> _SHORT TASK_: Collect each line containing "structured".

----------------------------------------

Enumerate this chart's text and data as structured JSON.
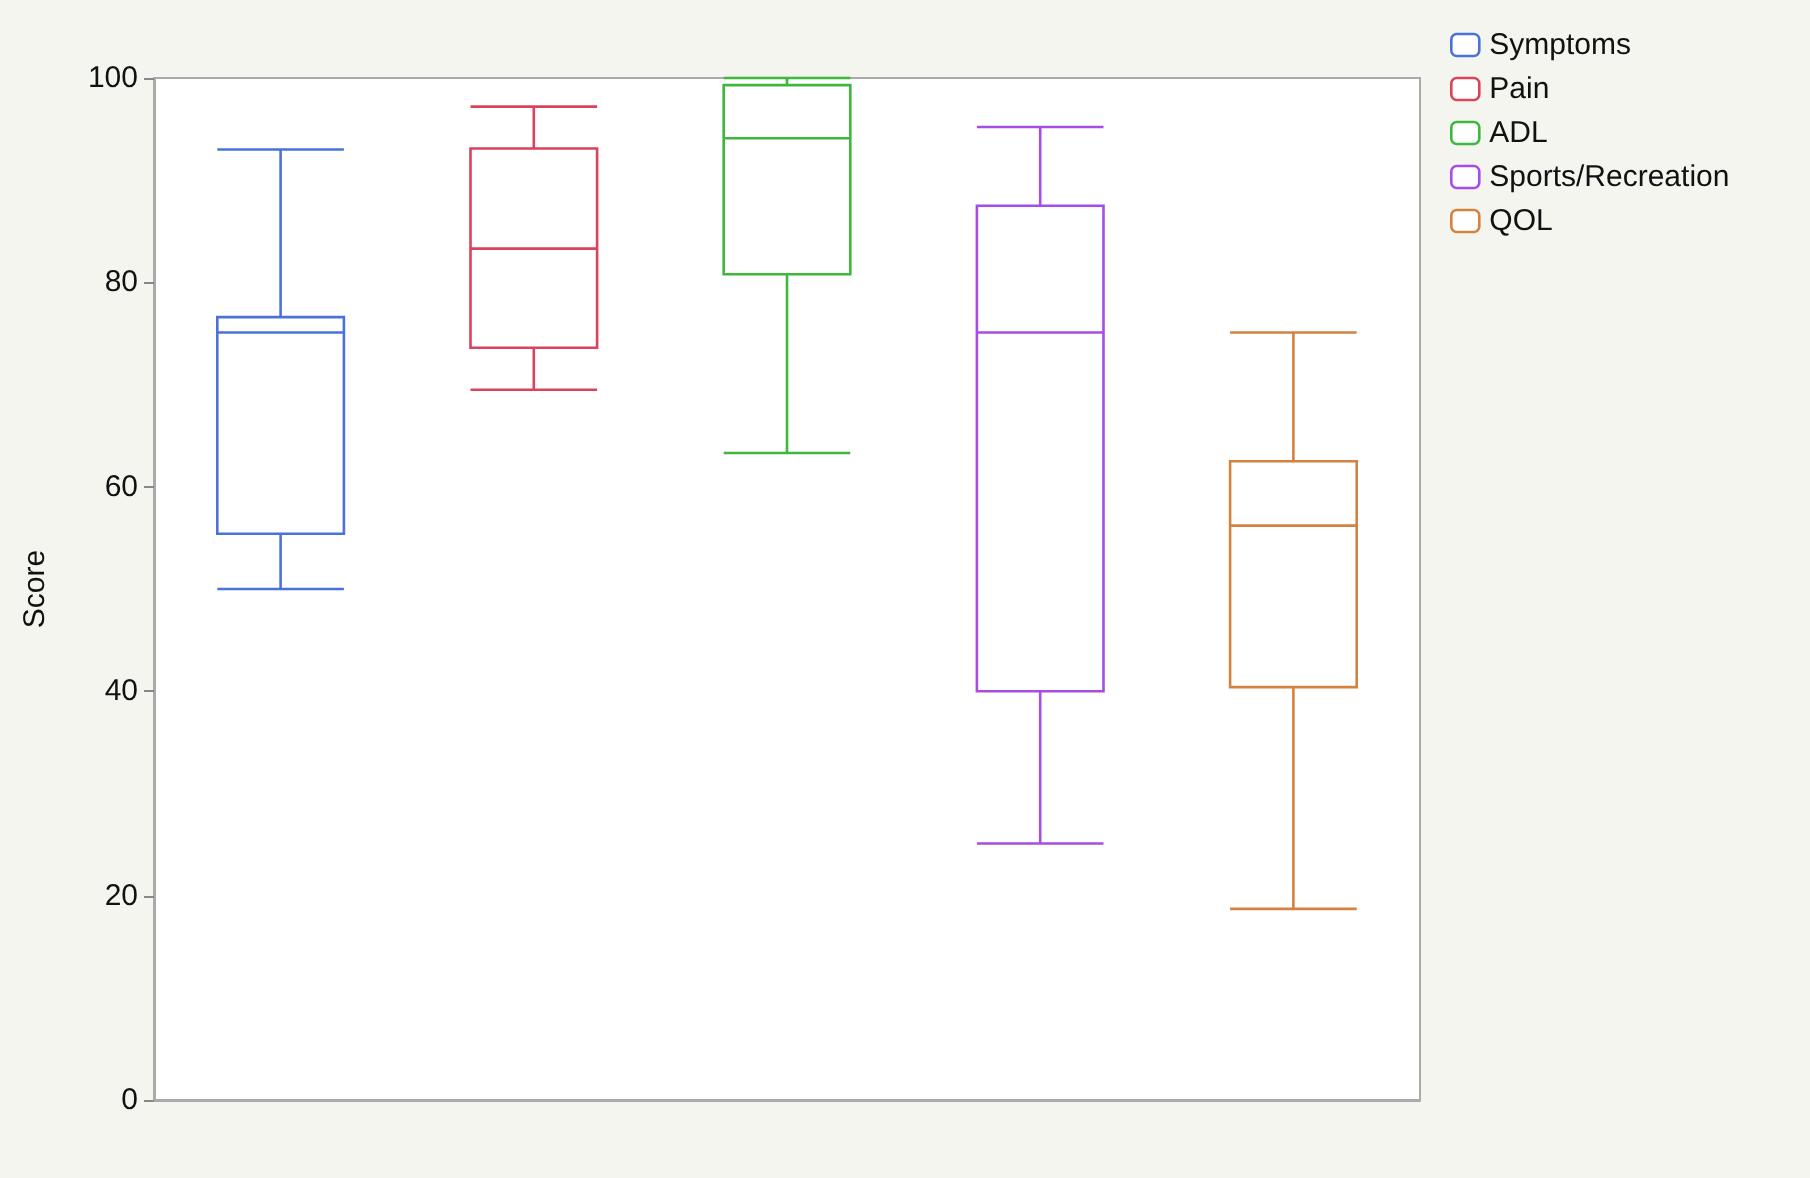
{
  "chart_data": {
    "type": "box",
    "ylabel": "Score",
    "categories": [
      null,
      null,
      null,
      null,
      null
    ],
    "ylim": [
      0,
      100
    ],
    "yticks": [
      0,
      20,
      40,
      60,
      80,
      100
    ],
    "grid": false,
    "legend": "top right",
    "series": [
      {
        "name": "Symptoms",
        "color": "#4a72d9",
        "boxes": [
          {
            "low": 50,
            "q1": 55.4,
            "median": 75.1,
            "q3": 76.6,
            "high": 93
          },
          null,
          null,
          null,
          null
        ]
      },
      {
        "name": "Pain",
        "color": "#d9435c",
        "boxes": [
          null,
          {
            "low": 69.5,
            "q1": 73.6,
            "median": 83.3,
            "q3": 93.1,
            "high": 97.2
          },
          null,
          null,
          null
        ]
      },
      {
        "name": "ADL",
        "color": "#3db83d",
        "boxes": [
          null,
          null,
          {
            "low": 63.3,
            "q1": 80.8,
            "median": 94.1,
            "q3": 99.3,
            "high": 100
          },
          null,
          null
        ]
      },
      {
        "name": "Sports/Recreation",
        "color": "#a64de6",
        "boxes": [
          null,
          null,
          null,
          {
            "low": 25.1,
            "q1": 40,
            "median": 75.1,
            "q3": 87.5,
            "high": 95.2
          },
          null
        ]
      },
      {
        "name": "QOL",
        "color": "#d4823f",
        "boxes": [
          null,
          null,
          null,
          null,
          {
            "low": 18.7,
            "q1": 40.4,
            "median": 56.2,
            "q3": 62.5,
            "high": 75.1
          }
        ]
      }
    ]
  }
}
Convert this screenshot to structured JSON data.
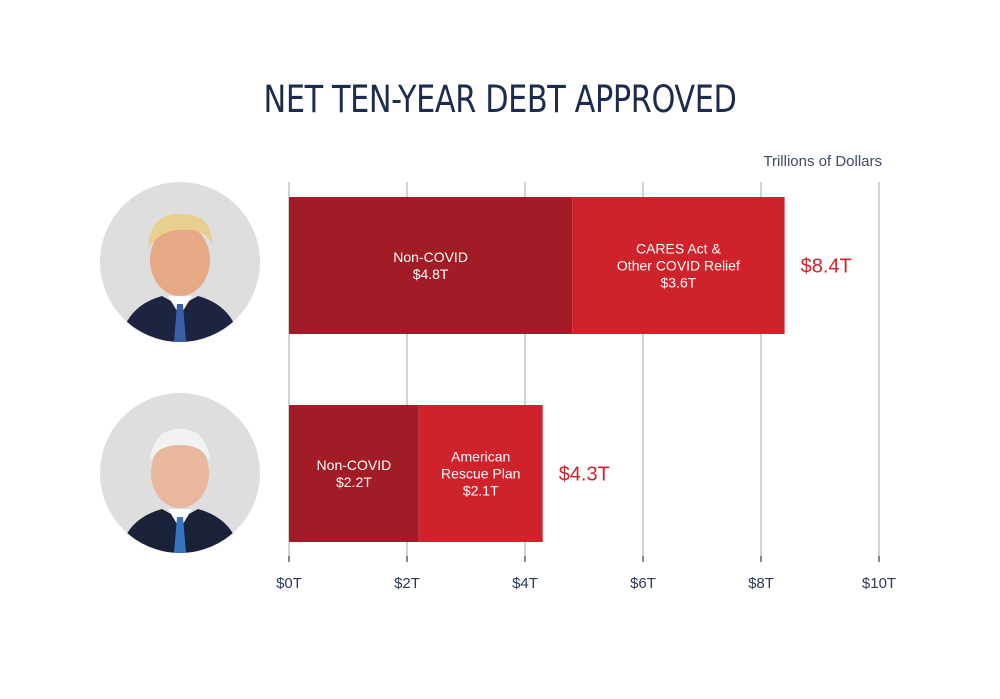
{
  "chart_data": {
    "type": "bar",
    "orientation": "horizontal",
    "stacked": true,
    "title": "NET TEN-YEAR DEBT APPROVED",
    "unit_label": "Trillions of Dollars",
    "xlim": [
      0,
      10
    ],
    "x_ticks": [
      0,
      2,
      4,
      6,
      8,
      10
    ],
    "x_tick_labels": [
      "$0T",
      "$2T",
      "$4T",
      "$6T",
      "$8T",
      "$10T"
    ],
    "grid": true,
    "colors": {
      "dark": "#a11c24",
      "light": "#d0222b",
      "total": "#d0222b",
      "axis": "#2a3a5c"
    },
    "rows": [
      {
        "total": 8.4,
        "total_label": "$8.4T",
        "segments": [
          {
            "label": [
              "Non-COVID",
              "$4.8T"
            ],
            "value": 4.8,
            "color": "dark"
          },
          {
            "label": [
              "CARES Act &",
              "Other COVID Relief",
              "$3.6T"
            ],
            "value": 3.6,
            "color": "light"
          }
        ]
      },
      {
        "total": 4.3,
        "total_label": "$4.3T",
        "segments": [
          {
            "label": [
              "Non-COVID",
              "$2.2T"
            ],
            "value": 2.2,
            "color": "dark"
          },
          {
            "label": [
              "American",
              "Rescue Plan",
              "$2.1T"
            ],
            "value": 2.1,
            "color": "light"
          }
        ]
      }
    ]
  }
}
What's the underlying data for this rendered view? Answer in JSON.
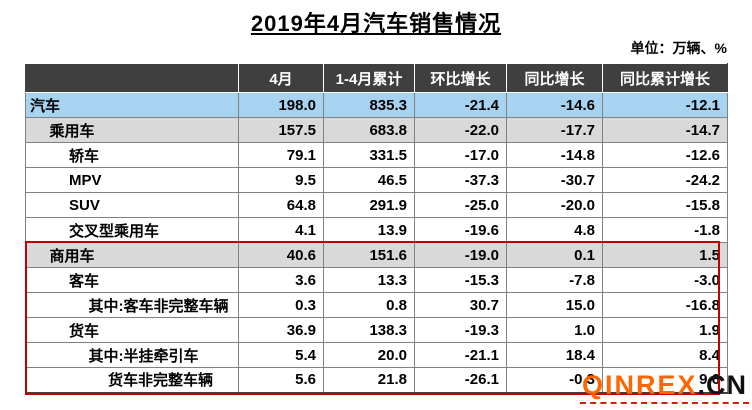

----------------------------------------

> _WRITTEN RESPONSE_:
Enumerate this chart's text and data as structured JSON.
Convert this screenshot to structured JSON data.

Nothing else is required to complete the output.